Instructions for the task: Extract every line from the records below that contains the word "document".

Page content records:
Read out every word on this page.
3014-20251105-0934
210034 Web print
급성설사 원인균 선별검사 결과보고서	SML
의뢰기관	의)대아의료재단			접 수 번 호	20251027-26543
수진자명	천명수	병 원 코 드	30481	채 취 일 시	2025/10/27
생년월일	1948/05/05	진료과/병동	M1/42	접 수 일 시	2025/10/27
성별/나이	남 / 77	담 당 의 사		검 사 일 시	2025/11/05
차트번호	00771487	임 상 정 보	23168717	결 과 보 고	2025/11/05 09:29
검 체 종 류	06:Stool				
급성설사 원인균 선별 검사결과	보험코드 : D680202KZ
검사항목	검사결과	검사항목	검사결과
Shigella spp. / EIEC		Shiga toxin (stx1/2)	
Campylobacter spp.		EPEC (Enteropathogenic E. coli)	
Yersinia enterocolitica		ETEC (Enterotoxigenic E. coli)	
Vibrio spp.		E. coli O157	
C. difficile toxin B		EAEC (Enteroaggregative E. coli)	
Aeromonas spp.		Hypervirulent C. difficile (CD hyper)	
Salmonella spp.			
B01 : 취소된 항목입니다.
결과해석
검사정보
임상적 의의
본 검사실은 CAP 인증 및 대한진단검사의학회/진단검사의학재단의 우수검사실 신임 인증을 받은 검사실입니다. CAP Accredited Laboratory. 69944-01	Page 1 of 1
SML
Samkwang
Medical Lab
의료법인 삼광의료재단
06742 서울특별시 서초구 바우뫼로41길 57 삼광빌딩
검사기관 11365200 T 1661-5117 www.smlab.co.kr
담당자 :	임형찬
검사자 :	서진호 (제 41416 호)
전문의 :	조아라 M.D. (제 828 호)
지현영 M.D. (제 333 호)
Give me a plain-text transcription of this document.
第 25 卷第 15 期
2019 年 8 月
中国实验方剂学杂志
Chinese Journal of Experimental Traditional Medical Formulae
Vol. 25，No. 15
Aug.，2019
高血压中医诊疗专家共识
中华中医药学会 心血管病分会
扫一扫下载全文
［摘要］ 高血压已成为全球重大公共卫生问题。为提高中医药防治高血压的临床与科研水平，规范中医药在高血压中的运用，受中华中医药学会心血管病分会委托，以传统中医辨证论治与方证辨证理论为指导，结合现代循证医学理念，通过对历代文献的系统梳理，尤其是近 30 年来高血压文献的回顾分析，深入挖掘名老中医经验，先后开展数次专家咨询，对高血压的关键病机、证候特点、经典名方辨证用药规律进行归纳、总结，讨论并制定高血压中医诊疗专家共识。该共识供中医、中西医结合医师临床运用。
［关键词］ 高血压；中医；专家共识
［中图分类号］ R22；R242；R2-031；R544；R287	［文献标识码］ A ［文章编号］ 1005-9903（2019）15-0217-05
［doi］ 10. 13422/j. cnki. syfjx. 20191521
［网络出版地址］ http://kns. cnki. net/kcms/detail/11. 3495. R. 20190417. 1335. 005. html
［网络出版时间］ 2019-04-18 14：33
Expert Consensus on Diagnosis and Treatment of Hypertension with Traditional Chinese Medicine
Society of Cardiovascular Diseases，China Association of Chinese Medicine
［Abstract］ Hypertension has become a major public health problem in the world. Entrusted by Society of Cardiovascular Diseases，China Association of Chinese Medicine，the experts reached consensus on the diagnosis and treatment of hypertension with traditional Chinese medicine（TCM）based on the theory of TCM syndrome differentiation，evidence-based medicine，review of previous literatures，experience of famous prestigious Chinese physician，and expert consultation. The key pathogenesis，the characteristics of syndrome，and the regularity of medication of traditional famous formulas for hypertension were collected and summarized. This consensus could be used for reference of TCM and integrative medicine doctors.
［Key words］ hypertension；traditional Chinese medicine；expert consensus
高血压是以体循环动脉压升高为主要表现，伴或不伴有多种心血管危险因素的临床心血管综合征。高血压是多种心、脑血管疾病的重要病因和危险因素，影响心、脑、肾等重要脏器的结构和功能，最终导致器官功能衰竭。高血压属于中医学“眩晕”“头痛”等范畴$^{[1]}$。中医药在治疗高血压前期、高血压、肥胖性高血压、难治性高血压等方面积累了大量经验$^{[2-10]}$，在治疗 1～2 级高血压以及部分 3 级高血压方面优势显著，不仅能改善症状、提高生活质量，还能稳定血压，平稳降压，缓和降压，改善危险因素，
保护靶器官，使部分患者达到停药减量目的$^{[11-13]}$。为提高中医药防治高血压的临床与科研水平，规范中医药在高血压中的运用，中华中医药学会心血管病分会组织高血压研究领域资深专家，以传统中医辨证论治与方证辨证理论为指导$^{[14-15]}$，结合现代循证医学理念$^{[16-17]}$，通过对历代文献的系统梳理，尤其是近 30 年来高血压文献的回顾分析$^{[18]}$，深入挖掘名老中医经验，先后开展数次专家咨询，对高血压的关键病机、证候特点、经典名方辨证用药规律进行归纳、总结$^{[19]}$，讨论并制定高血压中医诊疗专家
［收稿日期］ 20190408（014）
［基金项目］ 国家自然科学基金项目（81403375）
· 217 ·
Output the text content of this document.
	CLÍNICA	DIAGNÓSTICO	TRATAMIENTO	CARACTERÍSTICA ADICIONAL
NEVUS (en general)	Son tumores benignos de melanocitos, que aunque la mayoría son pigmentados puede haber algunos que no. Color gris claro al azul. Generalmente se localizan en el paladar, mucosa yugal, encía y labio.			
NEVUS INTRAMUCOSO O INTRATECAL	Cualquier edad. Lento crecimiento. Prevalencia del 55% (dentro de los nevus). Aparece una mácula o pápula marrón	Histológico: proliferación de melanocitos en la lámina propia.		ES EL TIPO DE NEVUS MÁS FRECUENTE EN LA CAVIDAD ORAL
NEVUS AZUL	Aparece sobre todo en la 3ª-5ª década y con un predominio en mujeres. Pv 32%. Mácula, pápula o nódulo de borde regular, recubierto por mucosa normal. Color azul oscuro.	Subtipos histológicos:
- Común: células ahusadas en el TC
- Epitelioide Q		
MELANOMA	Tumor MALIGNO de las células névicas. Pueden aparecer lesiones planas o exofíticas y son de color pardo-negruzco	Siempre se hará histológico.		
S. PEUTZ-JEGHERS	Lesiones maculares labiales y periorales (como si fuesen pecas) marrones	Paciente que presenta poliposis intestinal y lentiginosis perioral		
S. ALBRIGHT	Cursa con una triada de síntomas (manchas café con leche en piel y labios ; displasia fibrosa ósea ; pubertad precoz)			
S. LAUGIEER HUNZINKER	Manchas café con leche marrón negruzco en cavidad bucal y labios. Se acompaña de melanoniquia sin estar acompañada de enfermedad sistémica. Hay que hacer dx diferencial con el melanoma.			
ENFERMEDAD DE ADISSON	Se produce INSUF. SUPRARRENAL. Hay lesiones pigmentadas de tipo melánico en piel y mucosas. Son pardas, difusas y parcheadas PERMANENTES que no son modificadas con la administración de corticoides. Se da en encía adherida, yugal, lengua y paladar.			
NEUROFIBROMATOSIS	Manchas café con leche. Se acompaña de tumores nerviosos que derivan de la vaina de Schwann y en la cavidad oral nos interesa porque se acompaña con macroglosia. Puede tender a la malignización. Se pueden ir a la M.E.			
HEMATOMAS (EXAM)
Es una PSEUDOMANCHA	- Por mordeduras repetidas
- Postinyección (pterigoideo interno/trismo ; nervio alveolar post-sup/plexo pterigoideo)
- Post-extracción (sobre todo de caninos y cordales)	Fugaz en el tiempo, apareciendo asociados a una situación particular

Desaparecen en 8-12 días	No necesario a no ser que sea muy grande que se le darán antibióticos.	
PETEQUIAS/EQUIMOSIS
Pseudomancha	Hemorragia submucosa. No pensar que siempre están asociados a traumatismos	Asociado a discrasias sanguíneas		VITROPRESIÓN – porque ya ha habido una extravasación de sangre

Result:
Give me a plain-text transcription of this document.
Output the text content of this document.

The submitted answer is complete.